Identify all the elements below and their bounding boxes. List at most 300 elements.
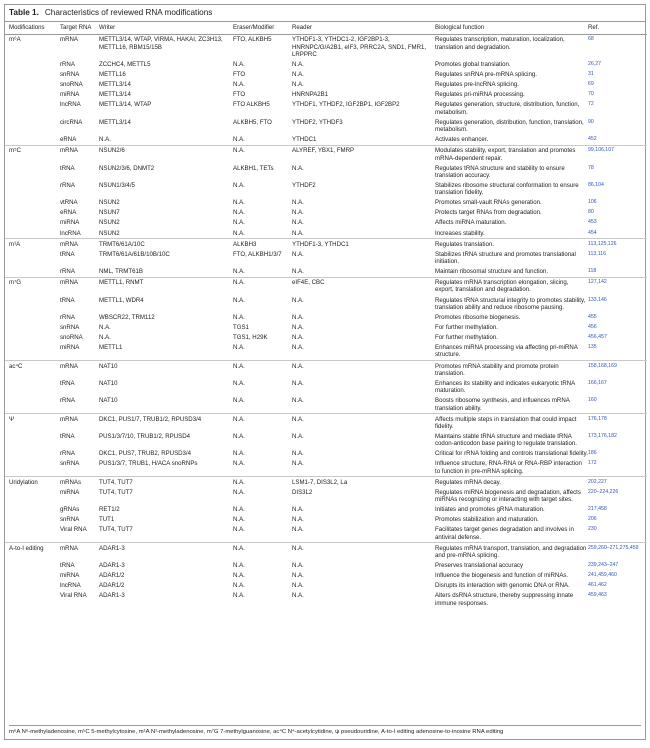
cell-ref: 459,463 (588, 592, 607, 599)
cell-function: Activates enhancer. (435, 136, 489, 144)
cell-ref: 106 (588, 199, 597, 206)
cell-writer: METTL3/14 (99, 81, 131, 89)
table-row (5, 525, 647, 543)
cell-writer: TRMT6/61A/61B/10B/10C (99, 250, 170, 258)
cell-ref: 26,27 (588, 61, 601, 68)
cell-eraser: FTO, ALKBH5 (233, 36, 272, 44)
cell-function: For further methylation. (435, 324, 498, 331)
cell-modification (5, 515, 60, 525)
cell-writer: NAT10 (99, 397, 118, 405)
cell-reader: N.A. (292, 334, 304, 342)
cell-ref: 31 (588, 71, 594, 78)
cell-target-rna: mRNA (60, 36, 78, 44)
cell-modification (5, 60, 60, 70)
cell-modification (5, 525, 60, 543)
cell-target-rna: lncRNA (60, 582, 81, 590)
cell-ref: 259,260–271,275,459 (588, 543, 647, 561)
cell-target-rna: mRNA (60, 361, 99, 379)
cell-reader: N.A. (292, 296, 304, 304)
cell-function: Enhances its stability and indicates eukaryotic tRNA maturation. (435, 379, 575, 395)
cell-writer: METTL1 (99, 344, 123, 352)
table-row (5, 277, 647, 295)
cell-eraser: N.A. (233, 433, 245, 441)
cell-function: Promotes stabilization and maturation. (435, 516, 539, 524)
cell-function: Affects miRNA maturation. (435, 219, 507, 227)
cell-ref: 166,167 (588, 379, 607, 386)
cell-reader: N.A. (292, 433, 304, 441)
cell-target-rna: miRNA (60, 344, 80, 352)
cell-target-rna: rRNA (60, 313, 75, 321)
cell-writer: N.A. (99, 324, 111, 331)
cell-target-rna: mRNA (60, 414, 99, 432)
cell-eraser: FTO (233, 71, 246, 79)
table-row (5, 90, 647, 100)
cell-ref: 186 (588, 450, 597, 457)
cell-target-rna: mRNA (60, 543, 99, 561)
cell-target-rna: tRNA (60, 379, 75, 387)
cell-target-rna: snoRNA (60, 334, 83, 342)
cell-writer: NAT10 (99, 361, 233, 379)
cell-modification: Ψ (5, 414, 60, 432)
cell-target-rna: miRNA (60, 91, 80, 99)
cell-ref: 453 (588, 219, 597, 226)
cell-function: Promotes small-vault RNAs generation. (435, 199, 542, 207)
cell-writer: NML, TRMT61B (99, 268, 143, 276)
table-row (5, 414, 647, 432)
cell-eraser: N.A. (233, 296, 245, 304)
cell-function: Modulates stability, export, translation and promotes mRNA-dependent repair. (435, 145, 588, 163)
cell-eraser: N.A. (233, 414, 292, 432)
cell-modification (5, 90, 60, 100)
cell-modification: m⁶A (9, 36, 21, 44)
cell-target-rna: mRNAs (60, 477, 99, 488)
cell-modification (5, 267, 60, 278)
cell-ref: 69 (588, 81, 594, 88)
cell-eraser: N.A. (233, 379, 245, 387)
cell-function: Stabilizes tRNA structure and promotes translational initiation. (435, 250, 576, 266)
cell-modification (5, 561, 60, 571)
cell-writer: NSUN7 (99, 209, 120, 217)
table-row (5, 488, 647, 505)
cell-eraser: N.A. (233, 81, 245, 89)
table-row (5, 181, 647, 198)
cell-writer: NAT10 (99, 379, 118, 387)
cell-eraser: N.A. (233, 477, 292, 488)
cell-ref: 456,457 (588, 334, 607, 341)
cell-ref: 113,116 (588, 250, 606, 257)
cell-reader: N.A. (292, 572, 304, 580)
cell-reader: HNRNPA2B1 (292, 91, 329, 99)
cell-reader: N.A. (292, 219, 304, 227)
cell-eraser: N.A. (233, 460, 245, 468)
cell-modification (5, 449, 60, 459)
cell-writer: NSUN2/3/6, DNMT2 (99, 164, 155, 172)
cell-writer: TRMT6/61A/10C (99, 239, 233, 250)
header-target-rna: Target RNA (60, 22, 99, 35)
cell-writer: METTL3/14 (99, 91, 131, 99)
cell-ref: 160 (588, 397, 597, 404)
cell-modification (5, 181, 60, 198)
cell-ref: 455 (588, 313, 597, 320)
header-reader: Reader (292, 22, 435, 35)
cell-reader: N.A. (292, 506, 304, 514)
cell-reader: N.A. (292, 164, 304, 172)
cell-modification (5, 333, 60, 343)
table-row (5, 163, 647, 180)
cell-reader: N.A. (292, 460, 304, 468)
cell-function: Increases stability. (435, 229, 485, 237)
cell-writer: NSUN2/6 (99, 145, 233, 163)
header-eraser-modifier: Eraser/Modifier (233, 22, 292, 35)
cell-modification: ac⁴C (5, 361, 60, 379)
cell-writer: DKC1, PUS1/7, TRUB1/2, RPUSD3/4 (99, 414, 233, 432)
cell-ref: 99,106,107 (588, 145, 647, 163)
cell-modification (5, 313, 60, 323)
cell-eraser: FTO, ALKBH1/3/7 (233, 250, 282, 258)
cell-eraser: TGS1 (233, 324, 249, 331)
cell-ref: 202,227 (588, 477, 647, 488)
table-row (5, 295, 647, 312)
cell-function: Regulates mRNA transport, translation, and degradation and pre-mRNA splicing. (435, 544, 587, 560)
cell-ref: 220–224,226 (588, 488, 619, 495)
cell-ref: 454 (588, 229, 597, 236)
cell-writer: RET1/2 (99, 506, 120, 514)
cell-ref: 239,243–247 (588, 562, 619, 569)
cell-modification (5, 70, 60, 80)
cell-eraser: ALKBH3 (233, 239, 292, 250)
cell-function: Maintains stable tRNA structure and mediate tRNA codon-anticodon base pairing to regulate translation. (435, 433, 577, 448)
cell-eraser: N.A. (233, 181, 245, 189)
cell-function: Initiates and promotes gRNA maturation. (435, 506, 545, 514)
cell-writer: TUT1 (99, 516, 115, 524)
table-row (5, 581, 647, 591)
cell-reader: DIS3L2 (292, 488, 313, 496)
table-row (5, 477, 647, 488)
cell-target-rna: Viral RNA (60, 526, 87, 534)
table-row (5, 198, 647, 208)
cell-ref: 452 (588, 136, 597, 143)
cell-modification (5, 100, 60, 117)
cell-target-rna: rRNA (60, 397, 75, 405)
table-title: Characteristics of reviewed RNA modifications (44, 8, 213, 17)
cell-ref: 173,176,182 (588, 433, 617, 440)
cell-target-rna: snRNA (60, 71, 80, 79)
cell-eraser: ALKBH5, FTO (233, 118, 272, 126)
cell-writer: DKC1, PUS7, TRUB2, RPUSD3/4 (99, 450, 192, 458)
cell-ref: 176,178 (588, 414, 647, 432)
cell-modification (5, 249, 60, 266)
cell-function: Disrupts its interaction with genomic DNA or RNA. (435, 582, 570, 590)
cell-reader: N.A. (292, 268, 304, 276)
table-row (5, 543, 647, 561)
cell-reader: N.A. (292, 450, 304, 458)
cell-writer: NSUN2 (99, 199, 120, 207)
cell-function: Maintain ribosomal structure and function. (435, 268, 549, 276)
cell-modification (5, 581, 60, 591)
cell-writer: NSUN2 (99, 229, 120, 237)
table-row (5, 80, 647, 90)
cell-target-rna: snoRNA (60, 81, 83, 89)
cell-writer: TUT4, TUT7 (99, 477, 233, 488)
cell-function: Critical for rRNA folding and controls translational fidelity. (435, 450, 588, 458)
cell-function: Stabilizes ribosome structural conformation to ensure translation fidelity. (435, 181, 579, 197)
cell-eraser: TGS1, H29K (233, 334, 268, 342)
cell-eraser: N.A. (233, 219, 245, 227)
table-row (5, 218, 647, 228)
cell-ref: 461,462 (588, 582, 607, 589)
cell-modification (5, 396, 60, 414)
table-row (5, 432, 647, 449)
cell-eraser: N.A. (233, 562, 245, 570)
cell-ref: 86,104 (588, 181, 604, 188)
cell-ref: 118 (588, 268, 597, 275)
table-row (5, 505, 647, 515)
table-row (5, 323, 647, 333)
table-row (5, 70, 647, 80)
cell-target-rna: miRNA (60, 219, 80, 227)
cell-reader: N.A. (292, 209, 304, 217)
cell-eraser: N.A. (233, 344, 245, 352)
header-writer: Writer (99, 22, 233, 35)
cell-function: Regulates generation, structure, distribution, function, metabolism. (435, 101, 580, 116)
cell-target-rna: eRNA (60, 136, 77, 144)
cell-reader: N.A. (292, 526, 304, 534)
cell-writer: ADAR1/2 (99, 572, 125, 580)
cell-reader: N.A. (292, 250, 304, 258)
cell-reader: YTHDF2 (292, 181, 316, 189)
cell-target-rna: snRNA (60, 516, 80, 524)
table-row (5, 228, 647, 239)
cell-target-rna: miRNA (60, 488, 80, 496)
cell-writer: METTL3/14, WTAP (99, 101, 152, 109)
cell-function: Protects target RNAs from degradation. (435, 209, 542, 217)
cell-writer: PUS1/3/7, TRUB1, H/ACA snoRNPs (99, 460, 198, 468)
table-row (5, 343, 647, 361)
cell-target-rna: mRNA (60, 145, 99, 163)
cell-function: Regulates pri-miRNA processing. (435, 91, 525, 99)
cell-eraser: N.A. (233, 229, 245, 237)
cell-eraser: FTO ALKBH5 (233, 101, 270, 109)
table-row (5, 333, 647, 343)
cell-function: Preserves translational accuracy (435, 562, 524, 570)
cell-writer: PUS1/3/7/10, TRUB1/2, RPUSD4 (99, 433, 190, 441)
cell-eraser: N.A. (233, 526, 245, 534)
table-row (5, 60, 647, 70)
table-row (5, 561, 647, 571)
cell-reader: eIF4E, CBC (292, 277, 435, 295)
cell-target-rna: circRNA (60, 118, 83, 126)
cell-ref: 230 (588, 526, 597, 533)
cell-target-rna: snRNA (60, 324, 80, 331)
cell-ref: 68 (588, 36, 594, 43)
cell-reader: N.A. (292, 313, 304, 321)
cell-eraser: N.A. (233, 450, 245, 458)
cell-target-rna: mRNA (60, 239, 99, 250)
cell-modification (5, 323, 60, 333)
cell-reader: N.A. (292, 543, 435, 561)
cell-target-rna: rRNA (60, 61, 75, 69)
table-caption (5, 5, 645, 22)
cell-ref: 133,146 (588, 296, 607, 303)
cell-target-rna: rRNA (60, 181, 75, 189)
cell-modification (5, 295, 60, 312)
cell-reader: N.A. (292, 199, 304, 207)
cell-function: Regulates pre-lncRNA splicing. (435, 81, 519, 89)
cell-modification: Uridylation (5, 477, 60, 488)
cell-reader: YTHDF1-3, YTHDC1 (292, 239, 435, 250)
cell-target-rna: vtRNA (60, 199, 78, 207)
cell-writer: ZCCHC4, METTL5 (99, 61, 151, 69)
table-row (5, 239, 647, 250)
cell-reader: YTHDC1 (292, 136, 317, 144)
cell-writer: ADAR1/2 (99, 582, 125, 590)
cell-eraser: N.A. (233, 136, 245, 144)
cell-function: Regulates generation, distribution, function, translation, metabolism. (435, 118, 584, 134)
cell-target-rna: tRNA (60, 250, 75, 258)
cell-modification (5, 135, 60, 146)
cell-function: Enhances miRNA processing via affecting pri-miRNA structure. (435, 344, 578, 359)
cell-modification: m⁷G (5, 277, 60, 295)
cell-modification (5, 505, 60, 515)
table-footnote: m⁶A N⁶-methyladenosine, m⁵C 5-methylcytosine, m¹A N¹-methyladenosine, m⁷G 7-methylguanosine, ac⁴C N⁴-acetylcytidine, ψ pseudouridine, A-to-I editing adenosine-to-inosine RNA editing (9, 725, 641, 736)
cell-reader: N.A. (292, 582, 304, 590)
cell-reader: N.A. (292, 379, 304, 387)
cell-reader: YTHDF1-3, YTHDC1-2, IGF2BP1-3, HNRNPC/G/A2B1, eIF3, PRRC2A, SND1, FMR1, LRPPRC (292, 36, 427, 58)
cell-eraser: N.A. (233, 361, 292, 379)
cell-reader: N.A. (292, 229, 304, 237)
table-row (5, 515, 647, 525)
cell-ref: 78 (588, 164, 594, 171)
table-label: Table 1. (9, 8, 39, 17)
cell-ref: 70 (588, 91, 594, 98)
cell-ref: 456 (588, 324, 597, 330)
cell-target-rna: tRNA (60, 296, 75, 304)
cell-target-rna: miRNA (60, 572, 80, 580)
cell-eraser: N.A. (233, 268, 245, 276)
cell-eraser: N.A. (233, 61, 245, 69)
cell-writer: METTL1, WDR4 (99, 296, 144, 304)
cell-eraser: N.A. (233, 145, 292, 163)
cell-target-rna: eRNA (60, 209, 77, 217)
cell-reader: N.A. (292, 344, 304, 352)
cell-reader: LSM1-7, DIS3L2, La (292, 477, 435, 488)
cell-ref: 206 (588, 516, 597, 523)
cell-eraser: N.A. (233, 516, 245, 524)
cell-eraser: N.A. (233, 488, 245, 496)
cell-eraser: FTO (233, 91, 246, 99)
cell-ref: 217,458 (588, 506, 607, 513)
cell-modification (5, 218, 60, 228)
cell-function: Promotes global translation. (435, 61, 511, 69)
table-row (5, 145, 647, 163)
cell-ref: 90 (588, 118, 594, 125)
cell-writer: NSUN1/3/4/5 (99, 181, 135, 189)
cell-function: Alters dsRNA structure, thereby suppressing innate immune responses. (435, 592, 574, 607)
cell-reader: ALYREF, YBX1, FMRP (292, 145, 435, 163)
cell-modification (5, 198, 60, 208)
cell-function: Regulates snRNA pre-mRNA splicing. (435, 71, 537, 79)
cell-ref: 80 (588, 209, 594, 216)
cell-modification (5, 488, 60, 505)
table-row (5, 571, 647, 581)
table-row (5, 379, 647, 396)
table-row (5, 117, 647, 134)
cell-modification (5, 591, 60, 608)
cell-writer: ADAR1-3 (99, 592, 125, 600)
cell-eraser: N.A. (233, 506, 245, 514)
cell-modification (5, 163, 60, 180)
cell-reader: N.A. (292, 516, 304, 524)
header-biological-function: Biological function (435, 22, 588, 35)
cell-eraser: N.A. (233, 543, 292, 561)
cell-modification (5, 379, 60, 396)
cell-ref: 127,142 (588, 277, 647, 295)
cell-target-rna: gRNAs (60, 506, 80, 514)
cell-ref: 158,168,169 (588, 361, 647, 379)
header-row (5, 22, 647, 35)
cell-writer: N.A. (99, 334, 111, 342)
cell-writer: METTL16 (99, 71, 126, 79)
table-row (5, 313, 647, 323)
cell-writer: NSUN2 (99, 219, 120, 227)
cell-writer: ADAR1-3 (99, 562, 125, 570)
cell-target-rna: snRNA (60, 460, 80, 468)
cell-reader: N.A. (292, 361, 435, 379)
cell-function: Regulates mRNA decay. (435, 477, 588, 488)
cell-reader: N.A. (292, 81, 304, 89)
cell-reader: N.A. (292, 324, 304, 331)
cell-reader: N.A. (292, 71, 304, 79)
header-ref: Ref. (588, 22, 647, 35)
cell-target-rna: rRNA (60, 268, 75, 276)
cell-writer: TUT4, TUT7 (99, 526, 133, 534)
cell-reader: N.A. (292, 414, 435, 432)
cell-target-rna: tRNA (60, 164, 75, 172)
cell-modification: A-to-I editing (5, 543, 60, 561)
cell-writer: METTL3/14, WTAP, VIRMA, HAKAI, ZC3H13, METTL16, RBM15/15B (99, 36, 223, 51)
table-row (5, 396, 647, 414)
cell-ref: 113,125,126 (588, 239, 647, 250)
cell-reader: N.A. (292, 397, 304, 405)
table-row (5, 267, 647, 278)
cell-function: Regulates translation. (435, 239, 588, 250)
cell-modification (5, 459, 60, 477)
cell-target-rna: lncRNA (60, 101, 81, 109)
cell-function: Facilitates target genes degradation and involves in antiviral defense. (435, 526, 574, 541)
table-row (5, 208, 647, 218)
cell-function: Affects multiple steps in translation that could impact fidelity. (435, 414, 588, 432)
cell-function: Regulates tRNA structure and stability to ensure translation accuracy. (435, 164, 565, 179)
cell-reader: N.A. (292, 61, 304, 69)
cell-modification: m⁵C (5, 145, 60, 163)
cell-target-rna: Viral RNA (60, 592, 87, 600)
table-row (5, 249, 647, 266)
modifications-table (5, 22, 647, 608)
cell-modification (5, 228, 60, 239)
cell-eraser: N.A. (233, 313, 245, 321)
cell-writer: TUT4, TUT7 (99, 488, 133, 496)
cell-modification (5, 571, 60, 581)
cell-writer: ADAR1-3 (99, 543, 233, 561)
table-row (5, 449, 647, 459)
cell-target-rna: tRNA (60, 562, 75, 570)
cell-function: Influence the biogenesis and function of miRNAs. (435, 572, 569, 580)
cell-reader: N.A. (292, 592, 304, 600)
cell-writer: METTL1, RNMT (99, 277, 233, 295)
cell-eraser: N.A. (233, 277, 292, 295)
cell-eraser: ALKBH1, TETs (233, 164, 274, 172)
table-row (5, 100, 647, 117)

◆ Work instructions:
Tally the lines of the entries above that hold the word "editing"; the number is the whole answer.

◆ Solved exercise:
2